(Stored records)
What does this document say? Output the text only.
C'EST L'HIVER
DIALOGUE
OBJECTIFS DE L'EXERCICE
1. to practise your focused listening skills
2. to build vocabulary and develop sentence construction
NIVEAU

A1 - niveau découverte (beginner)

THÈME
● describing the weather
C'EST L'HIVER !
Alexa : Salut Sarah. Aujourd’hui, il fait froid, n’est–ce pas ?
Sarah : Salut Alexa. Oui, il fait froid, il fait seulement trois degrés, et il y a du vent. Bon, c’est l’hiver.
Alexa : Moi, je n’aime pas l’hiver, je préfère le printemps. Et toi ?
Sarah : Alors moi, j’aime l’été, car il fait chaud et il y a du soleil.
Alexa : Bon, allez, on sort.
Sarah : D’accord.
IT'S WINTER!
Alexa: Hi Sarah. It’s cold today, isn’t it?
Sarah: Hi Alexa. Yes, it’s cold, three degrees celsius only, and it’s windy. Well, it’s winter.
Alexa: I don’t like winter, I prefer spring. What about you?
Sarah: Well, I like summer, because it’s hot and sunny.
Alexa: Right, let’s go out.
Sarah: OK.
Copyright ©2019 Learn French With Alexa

= Work required =
Give a word-for-word copy of the records.

= Reply =
What does this document say? Output the text only.
C'EST L'HIVER
DIALOGUE
OBJECTIFS DE L'EXERCICE
1. to practise your focused listening skills
2. to build vocabulary and develop sentence construction
NIVEAU

A1 - niveau découverte (beginner)

THÈME
● describing the weather
C'EST L'HIVER !
Alexa : Salut Sarah. Aujourd’hui, il fait froid, n’est–ce pas ?
Sarah : Salut Alexa. Oui, il fait froid, il fait seulement trois degrés, et il y a du vent. Bon, c’est l’hiver.
Alexa : Moi, je n’aime pas l’hiver, je préfère le printemps. Et toi ?
Sarah : Alors moi, j’aime l’été, car il fait chaud et il y a du soleil.
Alexa : Bon, allez, on sort.
Sarah : D’accord.
IT'S WINTER!
Alexa: Hi Sarah. It’s cold today, isn’t it?
Sarah: Hi Alexa. Yes, it’s cold, three degrees celsius only, and it’s windy. Well, it’s winter.
Alexa: I don’t like winter, I prefer spring. What about you?
Sarah: Well, I like summer, because it’s hot and sunny.
Alexa: Right, let’s go out.
Sarah: OK.
Copyright ©2019 Learn French With Alexa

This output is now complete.